## Begin
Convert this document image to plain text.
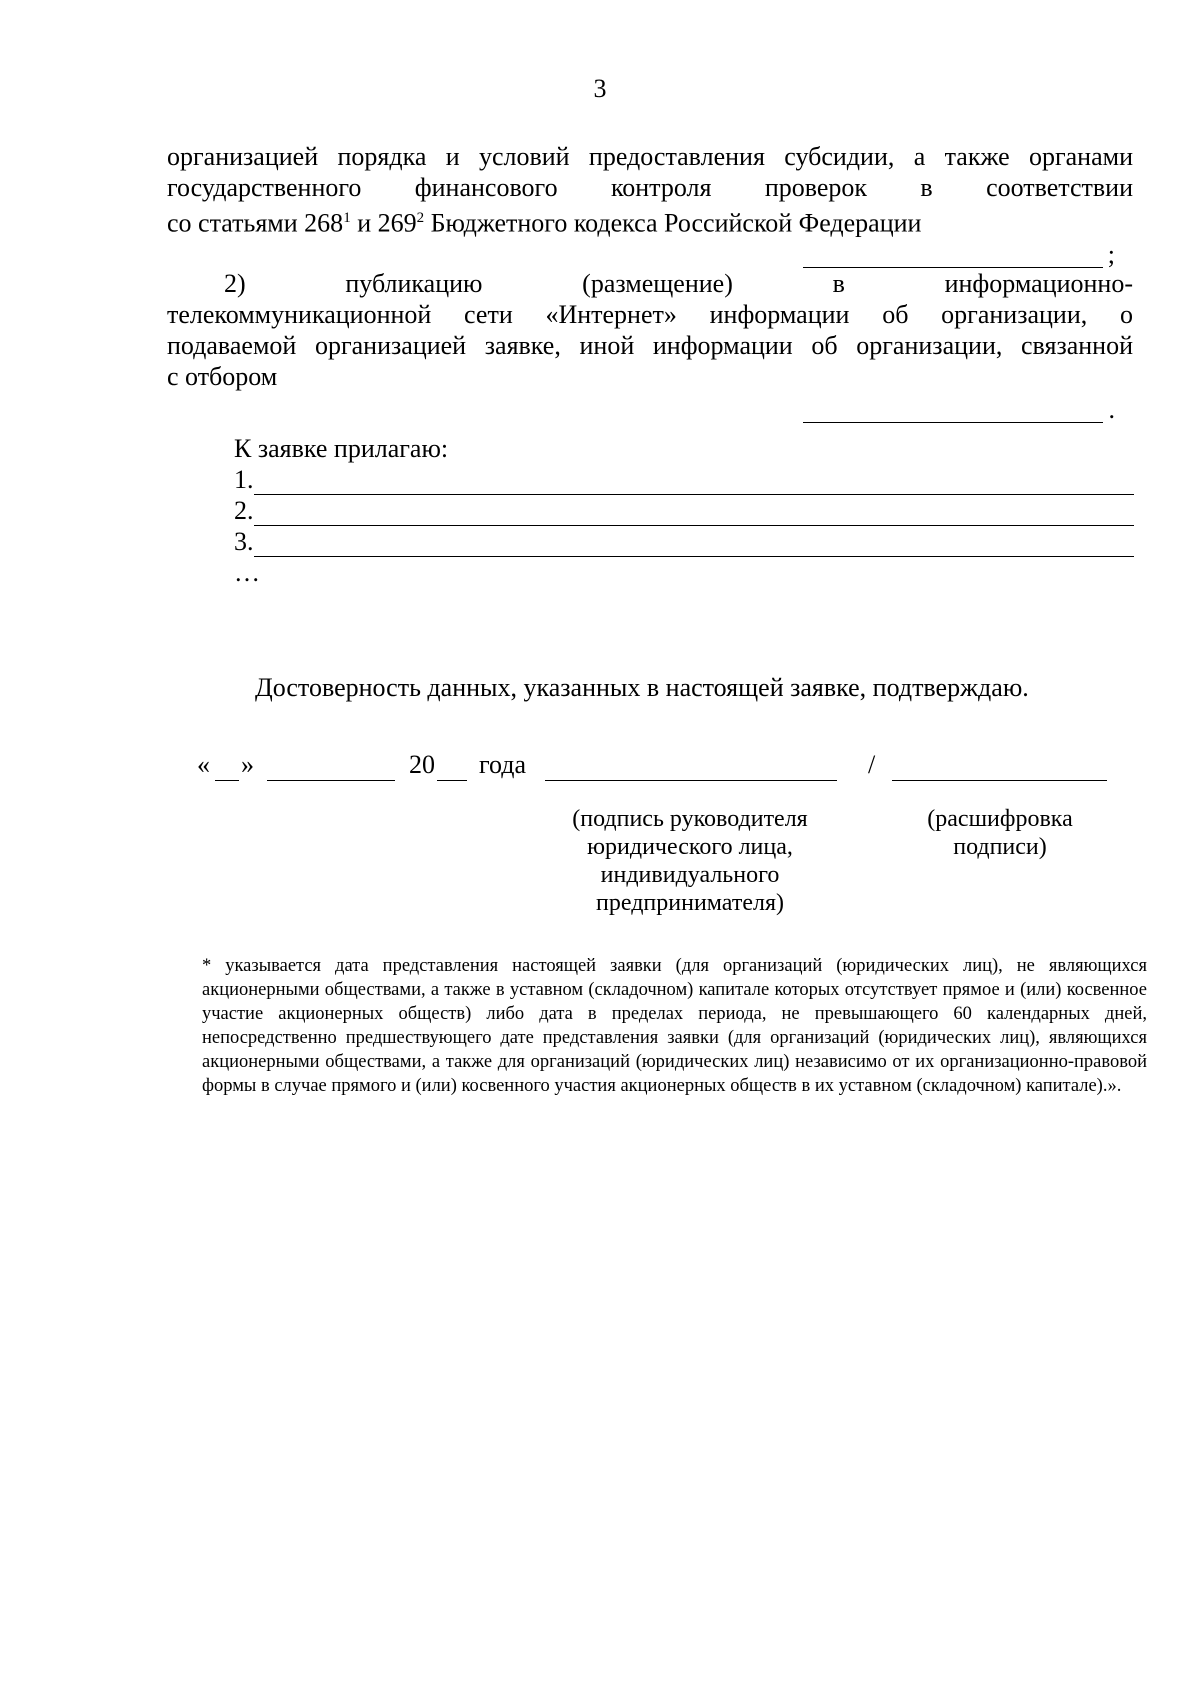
3
организацией порядка и условий предоставления субсидии, а также органами
государственного финансового контроля проверок в соответствии
со статьями $268^1$ и $269^2$ Бюджетного кодекса Российской Федерации
;
2) публикацию (размещение) в информационно-
телекоммуникационной сети «Интернет» информации об организации, о
подаваемой организацией заявке, иной информации об организации, связанной
с отбором
.
К заявке прилагаю:
1.
2.
3.
…
Достоверность данных, указанных в настоящей заявке, подтверждаю.
« »	20 года	/
(подпись руководителя юридического лица, индивидуального предпринимателя)
(расшифровка подписи)
* указывается дата представления настоящей заявки (для организаций (юридических лиц), не являющихся акционерными обществами, а также в уставном (складочном) капитале которых отсутствует прямое и (или) косвенное участие акционерных обществ) либо дата в пределах периода, не превышающего 60 календарных дней, непосредственно предшествующего дате представления заявки (для организаций (юридических лиц), являющихся акционерными обществами, а также для организаций (юридических лиц) независимо от их организационно-правовой формы в случае прямого и (или) косвенного участия акционерных обществ в их уставном (складочном) капитале).».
## End
Return solely the number of lines in the data that include the word "настоящей".

2